▸ Given request
From the entries below, copy every line that holds the word "JSON".

Start

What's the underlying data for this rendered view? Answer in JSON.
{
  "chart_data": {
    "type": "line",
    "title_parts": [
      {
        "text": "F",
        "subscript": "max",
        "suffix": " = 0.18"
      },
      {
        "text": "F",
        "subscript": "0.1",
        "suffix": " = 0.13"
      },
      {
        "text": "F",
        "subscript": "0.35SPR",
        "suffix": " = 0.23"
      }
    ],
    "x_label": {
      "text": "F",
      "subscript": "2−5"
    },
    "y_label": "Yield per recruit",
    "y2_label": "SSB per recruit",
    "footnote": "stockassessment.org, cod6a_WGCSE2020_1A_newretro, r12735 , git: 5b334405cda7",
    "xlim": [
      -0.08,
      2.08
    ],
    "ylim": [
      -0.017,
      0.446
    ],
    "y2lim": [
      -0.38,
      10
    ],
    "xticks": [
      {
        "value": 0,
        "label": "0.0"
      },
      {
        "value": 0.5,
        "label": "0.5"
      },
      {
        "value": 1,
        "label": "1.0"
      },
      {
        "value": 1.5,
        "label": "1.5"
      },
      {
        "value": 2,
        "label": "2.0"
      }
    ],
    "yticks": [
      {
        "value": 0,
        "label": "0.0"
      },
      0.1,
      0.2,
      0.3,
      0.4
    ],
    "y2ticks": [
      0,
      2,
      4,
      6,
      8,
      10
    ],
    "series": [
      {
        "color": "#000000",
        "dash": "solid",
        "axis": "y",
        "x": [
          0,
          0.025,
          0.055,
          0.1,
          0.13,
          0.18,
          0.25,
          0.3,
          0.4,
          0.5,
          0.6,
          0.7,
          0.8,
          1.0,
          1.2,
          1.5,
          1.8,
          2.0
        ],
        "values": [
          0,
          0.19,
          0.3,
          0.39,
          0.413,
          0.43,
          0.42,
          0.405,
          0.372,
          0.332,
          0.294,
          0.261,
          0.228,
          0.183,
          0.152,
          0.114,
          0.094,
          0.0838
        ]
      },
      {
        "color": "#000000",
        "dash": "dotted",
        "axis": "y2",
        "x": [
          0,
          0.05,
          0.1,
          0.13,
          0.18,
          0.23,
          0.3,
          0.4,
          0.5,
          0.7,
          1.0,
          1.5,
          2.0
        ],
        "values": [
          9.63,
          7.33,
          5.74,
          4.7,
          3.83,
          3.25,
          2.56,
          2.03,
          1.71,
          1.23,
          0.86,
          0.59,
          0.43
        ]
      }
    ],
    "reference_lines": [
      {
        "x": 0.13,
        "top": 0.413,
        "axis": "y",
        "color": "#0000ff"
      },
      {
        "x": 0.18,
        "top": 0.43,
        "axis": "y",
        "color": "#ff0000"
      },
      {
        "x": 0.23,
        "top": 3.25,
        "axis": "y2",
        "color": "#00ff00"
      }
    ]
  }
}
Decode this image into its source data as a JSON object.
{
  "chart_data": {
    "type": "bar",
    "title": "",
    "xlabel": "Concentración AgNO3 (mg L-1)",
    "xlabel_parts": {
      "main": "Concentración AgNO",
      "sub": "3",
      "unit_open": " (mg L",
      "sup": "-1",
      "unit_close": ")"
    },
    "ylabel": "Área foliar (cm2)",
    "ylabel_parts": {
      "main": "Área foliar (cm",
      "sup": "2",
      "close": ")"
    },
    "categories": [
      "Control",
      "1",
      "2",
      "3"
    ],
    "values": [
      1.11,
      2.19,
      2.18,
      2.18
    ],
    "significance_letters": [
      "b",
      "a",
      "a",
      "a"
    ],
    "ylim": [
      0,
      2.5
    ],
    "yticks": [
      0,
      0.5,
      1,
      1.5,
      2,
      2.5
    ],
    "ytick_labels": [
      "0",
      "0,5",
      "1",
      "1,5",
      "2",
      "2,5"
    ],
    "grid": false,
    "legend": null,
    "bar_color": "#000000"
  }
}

End

▸ Written answer
What's the underlying data for this rendered view? Answer in JSON.
Decode this image into its source data as a JSON object.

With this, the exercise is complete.